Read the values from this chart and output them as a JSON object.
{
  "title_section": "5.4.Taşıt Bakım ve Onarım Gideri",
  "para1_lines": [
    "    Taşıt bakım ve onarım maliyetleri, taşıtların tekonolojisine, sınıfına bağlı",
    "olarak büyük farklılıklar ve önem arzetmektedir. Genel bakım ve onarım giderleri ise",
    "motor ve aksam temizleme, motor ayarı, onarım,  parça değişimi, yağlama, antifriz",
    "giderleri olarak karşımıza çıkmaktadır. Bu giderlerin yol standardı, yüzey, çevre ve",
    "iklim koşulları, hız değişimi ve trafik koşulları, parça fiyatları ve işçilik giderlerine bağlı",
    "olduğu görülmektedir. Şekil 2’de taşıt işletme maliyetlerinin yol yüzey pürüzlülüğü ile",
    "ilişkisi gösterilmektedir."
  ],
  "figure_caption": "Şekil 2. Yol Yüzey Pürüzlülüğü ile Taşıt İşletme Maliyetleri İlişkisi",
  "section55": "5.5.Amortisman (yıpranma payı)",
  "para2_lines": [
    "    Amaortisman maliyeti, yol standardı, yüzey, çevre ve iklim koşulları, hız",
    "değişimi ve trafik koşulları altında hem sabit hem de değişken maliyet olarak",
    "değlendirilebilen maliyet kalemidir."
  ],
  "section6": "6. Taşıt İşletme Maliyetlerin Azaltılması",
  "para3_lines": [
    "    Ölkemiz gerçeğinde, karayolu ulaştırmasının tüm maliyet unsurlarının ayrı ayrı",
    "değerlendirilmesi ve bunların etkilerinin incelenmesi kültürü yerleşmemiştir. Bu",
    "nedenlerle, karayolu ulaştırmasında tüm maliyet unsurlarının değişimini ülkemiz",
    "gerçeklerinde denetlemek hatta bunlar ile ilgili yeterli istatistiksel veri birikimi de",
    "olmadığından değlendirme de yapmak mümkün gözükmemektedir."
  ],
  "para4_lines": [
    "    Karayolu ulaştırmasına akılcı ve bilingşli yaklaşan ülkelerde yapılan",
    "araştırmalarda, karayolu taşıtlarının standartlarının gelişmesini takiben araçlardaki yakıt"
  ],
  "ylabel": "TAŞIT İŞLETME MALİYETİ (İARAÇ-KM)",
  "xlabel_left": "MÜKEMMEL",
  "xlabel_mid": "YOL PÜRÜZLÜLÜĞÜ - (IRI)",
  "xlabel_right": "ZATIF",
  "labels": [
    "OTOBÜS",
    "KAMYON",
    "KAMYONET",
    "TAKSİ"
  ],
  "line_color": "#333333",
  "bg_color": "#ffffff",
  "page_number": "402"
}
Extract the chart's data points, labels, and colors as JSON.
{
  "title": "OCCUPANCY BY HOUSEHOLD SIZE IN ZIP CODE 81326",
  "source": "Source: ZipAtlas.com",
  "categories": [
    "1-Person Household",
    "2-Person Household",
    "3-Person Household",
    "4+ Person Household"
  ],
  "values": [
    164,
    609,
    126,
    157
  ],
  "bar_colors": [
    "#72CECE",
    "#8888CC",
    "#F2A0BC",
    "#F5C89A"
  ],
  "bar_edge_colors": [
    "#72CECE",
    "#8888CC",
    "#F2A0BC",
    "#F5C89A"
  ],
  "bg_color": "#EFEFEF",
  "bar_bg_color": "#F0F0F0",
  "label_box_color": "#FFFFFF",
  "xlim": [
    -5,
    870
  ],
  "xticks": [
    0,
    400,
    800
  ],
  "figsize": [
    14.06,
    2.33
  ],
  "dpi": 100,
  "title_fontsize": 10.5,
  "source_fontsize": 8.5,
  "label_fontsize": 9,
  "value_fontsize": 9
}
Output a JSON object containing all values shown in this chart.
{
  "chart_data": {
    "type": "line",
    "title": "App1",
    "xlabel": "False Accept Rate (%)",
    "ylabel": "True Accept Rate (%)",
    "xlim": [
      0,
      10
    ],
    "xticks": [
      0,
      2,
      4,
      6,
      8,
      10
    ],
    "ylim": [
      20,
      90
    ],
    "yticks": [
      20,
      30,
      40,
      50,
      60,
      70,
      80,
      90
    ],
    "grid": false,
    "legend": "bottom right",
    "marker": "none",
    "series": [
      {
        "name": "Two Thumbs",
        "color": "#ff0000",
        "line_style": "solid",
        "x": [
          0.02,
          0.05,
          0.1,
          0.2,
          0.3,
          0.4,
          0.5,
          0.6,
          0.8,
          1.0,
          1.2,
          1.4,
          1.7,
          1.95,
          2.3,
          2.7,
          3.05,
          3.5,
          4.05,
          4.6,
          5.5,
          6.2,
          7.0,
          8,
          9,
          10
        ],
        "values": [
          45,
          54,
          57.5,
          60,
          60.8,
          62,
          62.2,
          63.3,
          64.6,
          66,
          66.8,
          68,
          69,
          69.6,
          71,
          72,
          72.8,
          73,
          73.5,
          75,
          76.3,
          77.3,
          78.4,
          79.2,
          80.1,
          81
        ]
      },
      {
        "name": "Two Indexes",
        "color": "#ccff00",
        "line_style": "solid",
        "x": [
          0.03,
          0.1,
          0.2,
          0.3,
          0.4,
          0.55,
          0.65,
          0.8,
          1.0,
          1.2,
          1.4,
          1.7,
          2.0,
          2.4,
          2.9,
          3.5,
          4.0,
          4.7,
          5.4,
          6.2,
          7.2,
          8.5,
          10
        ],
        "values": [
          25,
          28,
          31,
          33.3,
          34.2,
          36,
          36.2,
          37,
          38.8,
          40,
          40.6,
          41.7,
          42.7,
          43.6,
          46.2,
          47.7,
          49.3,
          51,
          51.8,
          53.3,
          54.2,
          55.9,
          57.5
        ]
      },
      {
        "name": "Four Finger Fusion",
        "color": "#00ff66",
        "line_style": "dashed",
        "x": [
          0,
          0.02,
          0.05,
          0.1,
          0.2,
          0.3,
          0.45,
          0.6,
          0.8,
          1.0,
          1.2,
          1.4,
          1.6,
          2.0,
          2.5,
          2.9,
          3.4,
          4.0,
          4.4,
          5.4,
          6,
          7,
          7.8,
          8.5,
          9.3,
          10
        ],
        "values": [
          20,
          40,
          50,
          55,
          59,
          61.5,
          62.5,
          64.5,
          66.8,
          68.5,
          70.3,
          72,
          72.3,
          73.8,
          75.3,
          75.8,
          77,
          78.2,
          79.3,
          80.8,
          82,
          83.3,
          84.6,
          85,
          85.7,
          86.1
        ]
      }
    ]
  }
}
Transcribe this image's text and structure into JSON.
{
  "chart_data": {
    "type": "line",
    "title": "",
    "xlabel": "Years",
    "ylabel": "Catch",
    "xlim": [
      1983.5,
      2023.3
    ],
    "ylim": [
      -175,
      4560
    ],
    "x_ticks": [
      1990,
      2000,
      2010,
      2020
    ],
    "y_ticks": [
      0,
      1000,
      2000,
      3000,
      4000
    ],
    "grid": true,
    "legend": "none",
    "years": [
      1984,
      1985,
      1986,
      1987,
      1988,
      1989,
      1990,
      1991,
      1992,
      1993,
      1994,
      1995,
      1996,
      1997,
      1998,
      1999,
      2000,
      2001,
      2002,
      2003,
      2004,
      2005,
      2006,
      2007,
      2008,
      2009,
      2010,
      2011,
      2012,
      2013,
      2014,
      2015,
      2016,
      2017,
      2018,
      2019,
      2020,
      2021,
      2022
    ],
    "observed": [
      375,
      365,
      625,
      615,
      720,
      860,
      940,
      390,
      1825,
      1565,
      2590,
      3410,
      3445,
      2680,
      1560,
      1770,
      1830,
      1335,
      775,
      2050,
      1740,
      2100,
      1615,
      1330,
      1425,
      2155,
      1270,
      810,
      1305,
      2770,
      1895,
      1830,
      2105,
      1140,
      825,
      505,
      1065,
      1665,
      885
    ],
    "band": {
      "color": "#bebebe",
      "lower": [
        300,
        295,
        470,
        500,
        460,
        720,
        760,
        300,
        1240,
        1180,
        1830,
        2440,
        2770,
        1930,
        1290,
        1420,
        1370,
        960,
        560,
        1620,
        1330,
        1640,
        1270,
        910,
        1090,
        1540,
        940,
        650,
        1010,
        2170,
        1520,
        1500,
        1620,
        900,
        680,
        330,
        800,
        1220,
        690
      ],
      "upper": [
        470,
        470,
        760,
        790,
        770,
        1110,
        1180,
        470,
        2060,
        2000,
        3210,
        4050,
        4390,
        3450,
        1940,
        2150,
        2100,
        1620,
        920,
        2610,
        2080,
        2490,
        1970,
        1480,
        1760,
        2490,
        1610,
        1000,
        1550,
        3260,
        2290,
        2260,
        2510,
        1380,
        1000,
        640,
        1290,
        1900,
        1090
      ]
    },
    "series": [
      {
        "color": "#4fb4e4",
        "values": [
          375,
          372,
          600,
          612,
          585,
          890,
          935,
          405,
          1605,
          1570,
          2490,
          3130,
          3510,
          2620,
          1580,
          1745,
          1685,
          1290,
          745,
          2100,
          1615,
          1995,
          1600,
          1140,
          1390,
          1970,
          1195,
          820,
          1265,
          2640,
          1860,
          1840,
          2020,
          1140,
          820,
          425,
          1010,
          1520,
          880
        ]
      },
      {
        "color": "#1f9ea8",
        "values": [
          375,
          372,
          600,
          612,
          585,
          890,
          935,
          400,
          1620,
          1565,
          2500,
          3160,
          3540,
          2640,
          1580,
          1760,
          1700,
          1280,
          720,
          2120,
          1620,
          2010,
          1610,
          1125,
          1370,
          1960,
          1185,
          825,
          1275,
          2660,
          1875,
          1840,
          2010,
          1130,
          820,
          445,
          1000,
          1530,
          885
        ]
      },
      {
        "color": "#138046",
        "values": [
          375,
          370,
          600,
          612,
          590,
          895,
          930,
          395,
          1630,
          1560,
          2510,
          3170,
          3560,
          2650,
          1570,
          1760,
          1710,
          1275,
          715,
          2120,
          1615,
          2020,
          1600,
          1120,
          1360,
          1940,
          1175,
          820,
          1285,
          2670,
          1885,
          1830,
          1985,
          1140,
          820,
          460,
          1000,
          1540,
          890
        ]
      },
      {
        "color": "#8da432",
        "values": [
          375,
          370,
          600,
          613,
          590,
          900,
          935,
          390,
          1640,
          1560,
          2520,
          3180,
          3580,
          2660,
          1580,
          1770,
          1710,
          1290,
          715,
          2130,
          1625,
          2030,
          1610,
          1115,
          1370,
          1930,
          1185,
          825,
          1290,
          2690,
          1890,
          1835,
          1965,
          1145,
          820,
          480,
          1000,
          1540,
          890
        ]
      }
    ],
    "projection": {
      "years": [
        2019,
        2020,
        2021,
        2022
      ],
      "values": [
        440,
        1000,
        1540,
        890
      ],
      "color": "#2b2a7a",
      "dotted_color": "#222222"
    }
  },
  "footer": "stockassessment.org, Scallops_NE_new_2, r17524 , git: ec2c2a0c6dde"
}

» What is needed
Check each line above for the word "name", and copy the lines where it appears.

» Worked solution
        "name": "Two Thumbs",
        "name": "Two Indexes",
        "name": "Four Finger Fusion",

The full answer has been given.